## DIRECTION:
Among the lines below, list those containing the string "Layer".

## INFORMATION SHOWN:
──────
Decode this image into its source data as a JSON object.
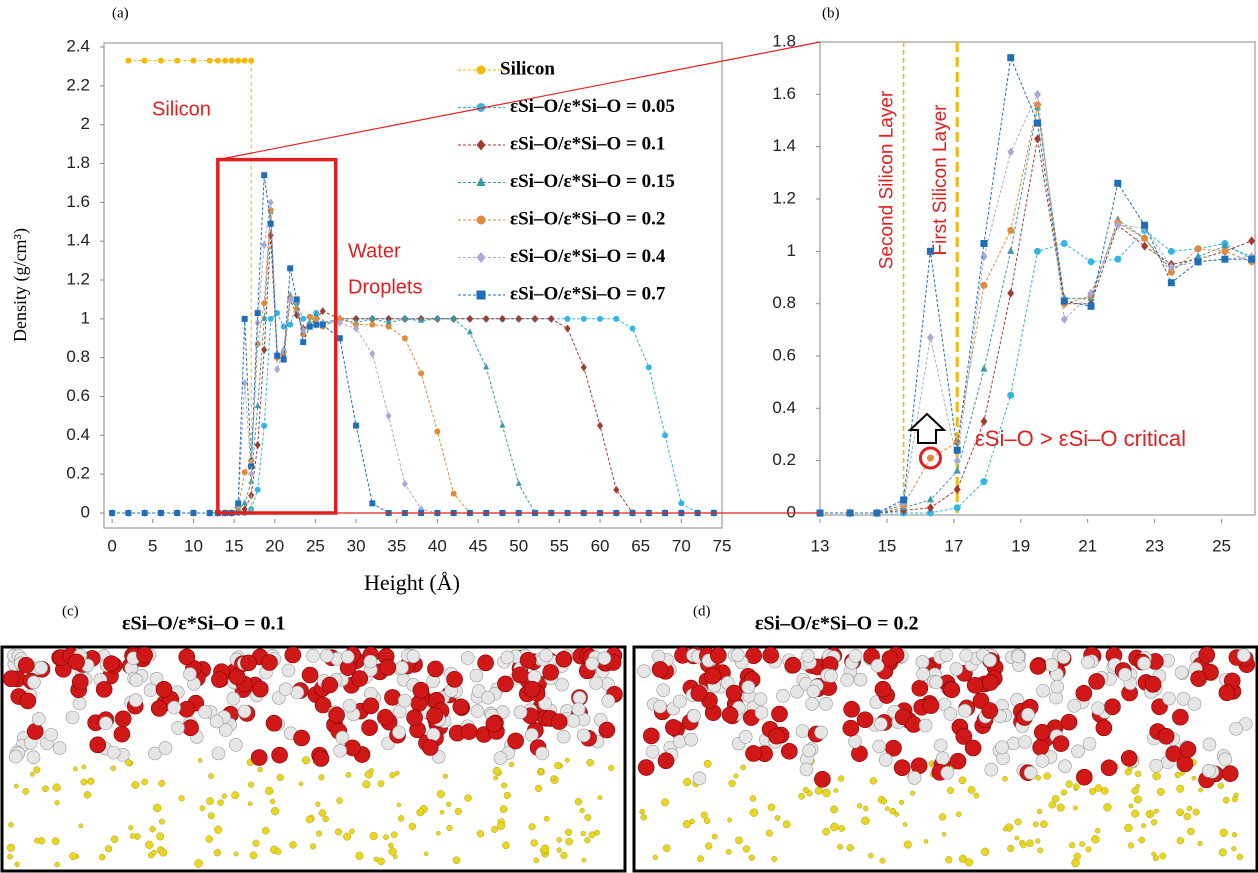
{
  "chart_data": [
    {
      "type": "line",
      "panel_label": "(a)",
      "x_label": "Height (Å)",
      "y_label": "Density (g/cm³)",
      "x": [
        0,
        2,
        4,
        6,
        8,
        10,
        12,
        13,
        13.9,
        14.7,
        15.5,
        16.3,
        17.1,
        17.9,
        18.7,
        19.5,
        20.3,
        21.1,
        21.9,
        22.7,
        23.5,
        24.3,
        25.1,
        25.9,
        28,
        30,
        32,
        34,
        36,
        38,
        40,
        42,
        44,
        46,
        48,
        50,
        52,
        54,
        56,
        58,
        60,
        62,
        64,
        66,
        68,
        70,
        72,
        74
      ],
      "series": [
        {
          "name": "Silicon",
          "color": "#f5b800",
          "marker": "circle",
          "values": [
            null,
            2.33,
            2.33,
            2.33,
            2.33,
            2.33,
            2.33,
            2.33,
            2.33,
            2.33,
            2.33,
            2.33,
            2.33,
            null,
            null,
            null,
            null,
            null,
            null,
            null,
            null,
            null,
            null,
            null,
            null,
            null,
            null,
            null,
            null,
            null,
            null,
            null,
            null,
            null,
            null,
            null,
            null,
            null,
            null,
            null,
            null,
            null,
            null,
            null,
            null,
            null,
            null,
            null
          ]
        },
        {
          "name": "εSi–O/ε*Si–O = 0.05",
          "color": "#33b5e5",
          "marker": "circle",
          "values": [
            0,
            0,
            0,
            0,
            0,
            0,
            0,
            0,
            0,
            0,
            0,
            0,
            0.02,
            0.12,
            0.45,
            1.0,
            1.03,
            0.96,
            0.97,
            1.08,
            1.0,
            1.01,
            1.03,
            0.97,
            1.0,
            1.0,
            1.0,
            1.0,
            1.0,
            1.0,
            1.0,
            1.0,
            1.0,
            1.0,
            1.0,
            1.0,
            1.0,
            1.0,
            1.0,
            1.0,
            1.0,
            1.0,
            0.95,
            0.75,
            0.4,
            0.05,
            0,
            0
          ]
        },
        {
          "name": "εSi–O/ε*Si–O = 0.1",
          "color": "#a33a2c",
          "marker": "diamond",
          "values": [
            0,
            0,
            0,
            0,
            0,
            0,
            0,
            0,
            0,
            0,
            0.01,
            0.02,
            0.09,
            0.35,
            0.84,
            1.43,
            0.8,
            0.8,
            1.1,
            1.02,
            0.95,
            0.97,
            1.0,
            1.04,
            1.0,
            1.0,
            1.0,
            1.0,
            1.0,
            1.0,
            1.0,
            1.0,
            1.0,
            1.0,
            1.0,
            1.0,
            1.0,
            1.0,
            0.95,
            0.75,
            0.45,
            0.12,
            0,
            0,
            0,
            0,
            0,
            0
          ]
        },
        {
          "name": "εSi–O/ε*Si–O = 0.15",
          "color": "#3a9aa8",
          "marker": "triangle",
          "values": [
            0,
            0,
            0,
            0,
            0,
            0,
            0,
            0,
            0,
            0,
            0.02,
            0.05,
            0.16,
            0.55,
            1.0,
            1.55,
            0.82,
            0.82,
            1.12,
            1.05,
            0.93,
            0.98,
            1.02,
            0.98,
            1.0,
            0.98,
            1.0,
            0.98,
            1.0,
            0.99,
            1.0,
            1.0,
            0.93,
            0.75,
            0.45,
            0.15,
            0,
            0,
            0,
            0,
            0,
            0,
            0,
            0,
            0,
            0,
            0,
            0
          ]
        },
        {
          "name": "εSi–O/ε*Si–O = 0.2",
          "color": "#e08a3c",
          "marker": "circle",
          "values": [
            0,
            0,
            0,
            0,
            0,
            0,
            0,
            0,
            0,
            0,
            0.03,
            0.21,
            0.27,
            0.87,
            1.08,
            1.56,
            0.8,
            0.83,
            1.11,
            1.05,
            0.92,
            1.01,
            1.0,
            0.96,
            1.0,
            0.97,
            0.97,
            0.96,
            0.9,
            0.72,
            0.42,
            0.1,
            0,
            0,
            0,
            0,
            0,
            0,
            0,
            0,
            0,
            0,
            0,
            0,
            0,
            0,
            0,
            0
          ]
        },
        {
          "name": "εSi–O/ε*Si–O = 0.4",
          "color": "#a9a9d8",
          "marker": "diamond",
          "values": [
            0,
            0,
            0,
            0,
            0,
            0,
            0,
            0,
            0,
            0,
            0.04,
            0.67,
            0.2,
            0.98,
            1.38,
            1.6,
            0.74,
            0.84,
            1.1,
            1.09,
            0.94,
            0.96,
            0.97,
            0.98,
            0.98,
            0.95,
            0.82,
            0.5,
            0.15,
            0.02,
            0,
            0,
            0,
            0,
            0,
            0,
            0,
            0,
            0,
            0,
            0,
            0,
            0,
            0,
            0,
            0,
            0,
            0
          ]
        },
        {
          "name": "εSi–O/ε*Si–O = 0.7",
          "color": "#1f6fb8",
          "marker": "square",
          "values": [
            0,
            0,
            0,
            0,
            0,
            0,
            0,
            0,
            0,
            0,
            0.05,
            1.0,
            0.24,
            1.03,
            1.74,
            1.49,
            0.81,
            0.79,
            1.26,
            1.1,
            0.88,
            0.96,
            0.97,
            0.97,
            0.9,
            0.45,
            0.05,
            0,
            0,
            0,
            0,
            0,
            0,
            0,
            0,
            0,
            0,
            0,
            0,
            0,
            0,
            0,
            0,
            0,
            0,
            0,
            0,
            0
          ]
        }
      ],
      "xlim": [
        -1,
        75
      ],
      "xticks": [
        0,
        5,
        10,
        15,
        20,
        25,
        30,
        35,
        40,
        45,
        50,
        55,
        60,
        65,
        70,
        75
      ],
      "ylim": [
        0,
        2.4
      ],
      "yticks": [
        0,
        0.2,
        0.4,
        0.6,
        0.8,
        1,
        1.2,
        1.4,
        1.6,
        1.8,
        2,
        2.2,
        2.4
      ],
      "legend": "top-right",
      "annotations": [
        "Silicon",
        "Water",
        "Droplets"
      ]
    },
    {
      "type": "line",
      "panel_label": "(b)",
      "x": [
        13,
        13.9,
        14.7,
        15.5,
        16.3,
        17.1,
        17.9,
        18.7,
        19.5,
        20.3,
        21.1,
        21.9,
        22.7,
        23.5,
        24.3,
        25.1,
        25.9
      ],
      "series": [
        {
          "color": "#33b5e5",
          "marker": "circle",
          "values": [
            0,
            0,
            0,
            0,
            0,
            0.02,
            0.12,
            0.45,
            1.0,
            1.03,
            0.96,
            0.97,
            1.08,
            1.0,
            1.01,
            1.03,
            0.97
          ]
        },
        {
          "color": "#a33a2c",
          "marker": "diamond",
          "values": [
            0,
            0,
            0,
            0.01,
            0.02,
            0.09,
            0.35,
            0.84,
            1.43,
            0.8,
            0.8,
            1.1,
            1.02,
            0.95,
            0.97,
            1.0,
            1.04
          ]
        },
        {
          "color": "#3a9aa8",
          "marker": "triangle",
          "values": [
            0,
            0,
            0,
            0.02,
            0.05,
            0.16,
            0.55,
            1.0,
            1.55,
            0.82,
            0.82,
            1.12,
            1.05,
            0.93,
            0.98,
            1.02,
            0.98
          ]
        },
        {
          "color": "#e08a3c",
          "marker": "circle",
          "values": [
            0,
            0,
            0,
            0.03,
            0.21,
            0.27,
            0.87,
            1.08,
            1.56,
            0.8,
            0.83,
            1.11,
            1.05,
            0.92,
            1.01,
            1.0,
            0.96
          ]
        },
        {
          "color": "#a9a9d8",
          "marker": "diamond",
          "values": [
            0,
            0,
            0,
            0.04,
            0.67,
            0.2,
            0.98,
            1.38,
            1.6,
            0.74,
            0.84,
            1.1,
            1.09,
            0.94,
            0.96,
            0.97,
            0.98
          ]
        },
        {
          "color": "#1f6fb8",
          "marker": "square",
          "values": [
            0,
            0,
            0,
            0.05,
            1.0,
            0.24,
            1.03,
            1.74,
            1.49,
            0.81,
            0.79,
            1.26,
            1.1,
            0.88,
            0.96,
            0.97,
            0.97
          ]
        }
      ],
      "xlim": [
        13,
        26
      ],
      "xticks": [
        13,
        15,
        17,
        19,
        21,
        23,
        25
      ],
      "ylim": [
        0,
        1.8
      ],
      "yticks": [
        0,
        0.2,
        0.4,
        0.6,
        0.8,
        1,
        1.2,
        1.4,
        1.6,
        1.8
      ],
      "vlines": [
        {
          "x": 15.5,
          "label": "Second Silicon Layer"
        },
        {
          "x": 17.1,
          "label": "First Silicon Layer"
        }
      ],
      "annotations": [
        "εSi–O > εSi–O critical"
      ]
    }
  ],
  "figure": {
    "panels": [
      {
        "label": "(c)",
        "title": "εSi–O/ε*Si–O = 0.1"
      },
      {
        "label": "(d)",
        "title": "εSi–O/ε*Si–O = 0.2"
      }
    ]
  }
}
──────
## WRITTEN SOLUTION:
          "label": "Second Silicon Layer"
          "label": "First Silicon Layer"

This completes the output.